Aim of the task:
Write out the listing below word for word, from its first line through the line containing "- menu-item-go-to-definition[interactable]: Go", including both of those lines.

Material shown:
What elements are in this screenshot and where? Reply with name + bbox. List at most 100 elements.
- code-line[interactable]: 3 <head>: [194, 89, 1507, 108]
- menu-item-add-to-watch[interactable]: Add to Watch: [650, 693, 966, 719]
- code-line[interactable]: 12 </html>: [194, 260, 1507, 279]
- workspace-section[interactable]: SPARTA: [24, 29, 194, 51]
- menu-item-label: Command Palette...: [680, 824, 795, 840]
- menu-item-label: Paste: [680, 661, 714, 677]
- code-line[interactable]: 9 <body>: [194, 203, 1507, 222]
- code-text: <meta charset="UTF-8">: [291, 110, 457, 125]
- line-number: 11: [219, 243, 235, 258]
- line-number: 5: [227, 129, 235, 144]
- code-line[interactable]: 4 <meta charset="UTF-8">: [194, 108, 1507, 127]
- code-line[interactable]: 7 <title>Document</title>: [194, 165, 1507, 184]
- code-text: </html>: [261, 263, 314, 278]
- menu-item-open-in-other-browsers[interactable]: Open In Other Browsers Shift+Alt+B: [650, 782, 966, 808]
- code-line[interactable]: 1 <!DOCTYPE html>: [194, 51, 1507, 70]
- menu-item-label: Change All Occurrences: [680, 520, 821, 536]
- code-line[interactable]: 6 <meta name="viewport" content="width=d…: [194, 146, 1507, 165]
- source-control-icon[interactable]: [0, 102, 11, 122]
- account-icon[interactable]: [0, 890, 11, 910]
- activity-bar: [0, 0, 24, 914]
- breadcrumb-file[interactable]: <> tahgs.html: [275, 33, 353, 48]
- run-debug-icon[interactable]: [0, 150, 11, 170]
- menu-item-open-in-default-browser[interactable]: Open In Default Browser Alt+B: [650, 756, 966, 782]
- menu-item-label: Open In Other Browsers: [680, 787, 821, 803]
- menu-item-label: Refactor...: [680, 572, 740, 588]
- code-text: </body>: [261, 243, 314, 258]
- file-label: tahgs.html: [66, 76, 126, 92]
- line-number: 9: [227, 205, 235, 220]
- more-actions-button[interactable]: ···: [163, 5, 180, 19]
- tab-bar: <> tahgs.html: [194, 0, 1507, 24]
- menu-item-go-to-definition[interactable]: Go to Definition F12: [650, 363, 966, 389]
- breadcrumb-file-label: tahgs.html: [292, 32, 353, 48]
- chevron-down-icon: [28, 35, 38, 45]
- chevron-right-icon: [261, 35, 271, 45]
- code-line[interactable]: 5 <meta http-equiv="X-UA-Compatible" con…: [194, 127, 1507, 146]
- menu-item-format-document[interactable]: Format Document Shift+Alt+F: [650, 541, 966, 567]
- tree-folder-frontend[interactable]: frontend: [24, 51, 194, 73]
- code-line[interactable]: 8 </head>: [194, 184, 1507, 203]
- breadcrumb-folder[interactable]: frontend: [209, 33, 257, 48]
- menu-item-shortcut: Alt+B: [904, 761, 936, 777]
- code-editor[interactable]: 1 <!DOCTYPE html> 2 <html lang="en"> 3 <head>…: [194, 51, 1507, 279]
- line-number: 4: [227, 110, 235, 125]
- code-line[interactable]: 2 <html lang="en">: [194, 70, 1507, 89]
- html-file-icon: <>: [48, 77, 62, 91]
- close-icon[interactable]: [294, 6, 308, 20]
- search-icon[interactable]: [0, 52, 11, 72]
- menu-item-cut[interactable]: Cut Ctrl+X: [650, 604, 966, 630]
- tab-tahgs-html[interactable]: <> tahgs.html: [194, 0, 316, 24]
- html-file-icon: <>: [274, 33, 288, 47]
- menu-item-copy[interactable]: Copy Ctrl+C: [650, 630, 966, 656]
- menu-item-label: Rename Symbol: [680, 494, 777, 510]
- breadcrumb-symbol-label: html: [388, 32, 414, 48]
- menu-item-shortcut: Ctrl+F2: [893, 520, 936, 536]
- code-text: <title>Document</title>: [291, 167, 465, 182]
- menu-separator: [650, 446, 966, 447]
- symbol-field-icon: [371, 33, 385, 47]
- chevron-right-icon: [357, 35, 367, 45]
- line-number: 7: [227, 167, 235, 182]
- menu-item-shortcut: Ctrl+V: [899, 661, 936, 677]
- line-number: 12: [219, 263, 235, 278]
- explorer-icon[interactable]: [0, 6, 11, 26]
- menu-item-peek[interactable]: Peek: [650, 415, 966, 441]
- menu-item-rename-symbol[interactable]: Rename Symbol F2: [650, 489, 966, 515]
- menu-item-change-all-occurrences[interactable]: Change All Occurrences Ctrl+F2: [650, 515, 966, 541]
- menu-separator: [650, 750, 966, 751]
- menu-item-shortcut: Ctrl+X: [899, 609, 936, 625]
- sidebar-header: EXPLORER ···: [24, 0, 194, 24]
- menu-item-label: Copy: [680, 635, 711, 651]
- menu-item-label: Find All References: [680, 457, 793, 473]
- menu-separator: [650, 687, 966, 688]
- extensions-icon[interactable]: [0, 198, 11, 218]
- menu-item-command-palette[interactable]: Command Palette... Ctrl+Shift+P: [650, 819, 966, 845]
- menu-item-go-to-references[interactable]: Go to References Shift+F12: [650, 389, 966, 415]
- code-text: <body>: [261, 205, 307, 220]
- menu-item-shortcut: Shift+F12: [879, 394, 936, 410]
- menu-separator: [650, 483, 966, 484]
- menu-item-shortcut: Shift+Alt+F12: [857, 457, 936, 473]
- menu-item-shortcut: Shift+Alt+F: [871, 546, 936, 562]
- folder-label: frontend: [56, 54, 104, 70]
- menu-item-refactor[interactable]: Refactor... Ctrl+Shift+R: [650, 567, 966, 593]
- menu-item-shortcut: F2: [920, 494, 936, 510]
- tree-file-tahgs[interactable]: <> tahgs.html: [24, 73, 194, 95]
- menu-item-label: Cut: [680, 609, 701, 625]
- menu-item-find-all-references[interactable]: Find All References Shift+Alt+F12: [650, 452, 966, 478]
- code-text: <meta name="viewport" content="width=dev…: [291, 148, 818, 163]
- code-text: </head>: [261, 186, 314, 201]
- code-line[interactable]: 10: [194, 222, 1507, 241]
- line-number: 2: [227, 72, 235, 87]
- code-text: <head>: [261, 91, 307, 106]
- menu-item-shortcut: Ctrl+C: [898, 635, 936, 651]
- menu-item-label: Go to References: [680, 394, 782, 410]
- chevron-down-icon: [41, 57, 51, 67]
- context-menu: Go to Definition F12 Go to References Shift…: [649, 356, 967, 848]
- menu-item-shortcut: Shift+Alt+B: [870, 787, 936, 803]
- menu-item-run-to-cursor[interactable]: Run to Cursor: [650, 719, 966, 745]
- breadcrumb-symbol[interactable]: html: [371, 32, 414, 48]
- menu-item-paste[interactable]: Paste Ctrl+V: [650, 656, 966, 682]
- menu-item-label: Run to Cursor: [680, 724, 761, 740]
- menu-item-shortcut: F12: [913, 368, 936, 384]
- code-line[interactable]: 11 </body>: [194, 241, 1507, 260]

Task solution:
What elements are in this screenshot and where? Reply with name + bbox. List at most 100 elements.
- code-line[interactable]: 3 <head>: [194, 89, 1507, 108]
- menu-item-add-to-watch[interactable]: Add to Watch: [650, 693, 966, 719]
- code-line[interactable]: 12 </html>: [194, 260, 1507, 279]
- workspace-section[interactable]: SPARTA: [24, 29, 194, 51]
- menu-item-label: Command Palette...: [680, 824, 795, 840]
- menu-item-label: Paste: [680, 661, 714, 677]
- code-line[interactable]: 9 <body>: [194, 203, 1507, 222]
- code-text: <meta charset="UTF-8">: [291, 110, 457, 125]
- line-number: 11: [219, 243, 235, 258]
- line-number: 5: [227, 129, 235, 144]
- code-line[interactable]: 4 <meta charset="UTF-8">: [194, 108, 1507, 127]
- code-line[interactable]: 7 <title>Document</title>: [194, 165, 1507, 184]
- code-text: </html>: [261, 263, 314, 278]
- menu-item-open-in-other-browsers[interactable]: Open In Other Browsers Shift+Alt+B: [650, 782, 966, 808]
- code-line[interactable]: 1 <!DOCTYPE html>: [194, 51, 1507, 70]
- menu-item-label: Change All Occurrences: [680, 520, 821, 536]
- code-line[interactable]: 6 <meta name="viewport" content="width=d…: [194, 146, 1507, 165]
- source-control-icon[interactable]: [0, 102, 11, 122]
- account-icon[interactable]: [0, 890, 11, 910]
- activity-bar: [0, 0, 24, 914]
- breadcrumb-file[interactable]: <> tahgs.html: [275, 33, 353, 48]
- run-debug-icon[interactable]: [0, 150, 11, 170]
- menu-item-open-in-default-browser[interactable]: Open In Default Browser Alt+B: [650, 756, 966, 782]
- menu-item-label: Open In Other Browsers: [680, 787, 821, 803]
- menu-item-label: Refactor...: [680, 572, 740, 588]
- code-text: </body>: [261, 243, 314, 258]
- file-label: tahgs.html: [66, 76, 126, 92]
- line-number: 9: [227, 205, 235, 220]
- more-actions-button[interactable]: ···: [163, 5, 180, 19]
- tab-bar: <> tahgs.html: [194, 0, 1507, 24]
- menu-item-go-to-definition[interactable]: Go to Definition F12: [650, 363, 966, 389]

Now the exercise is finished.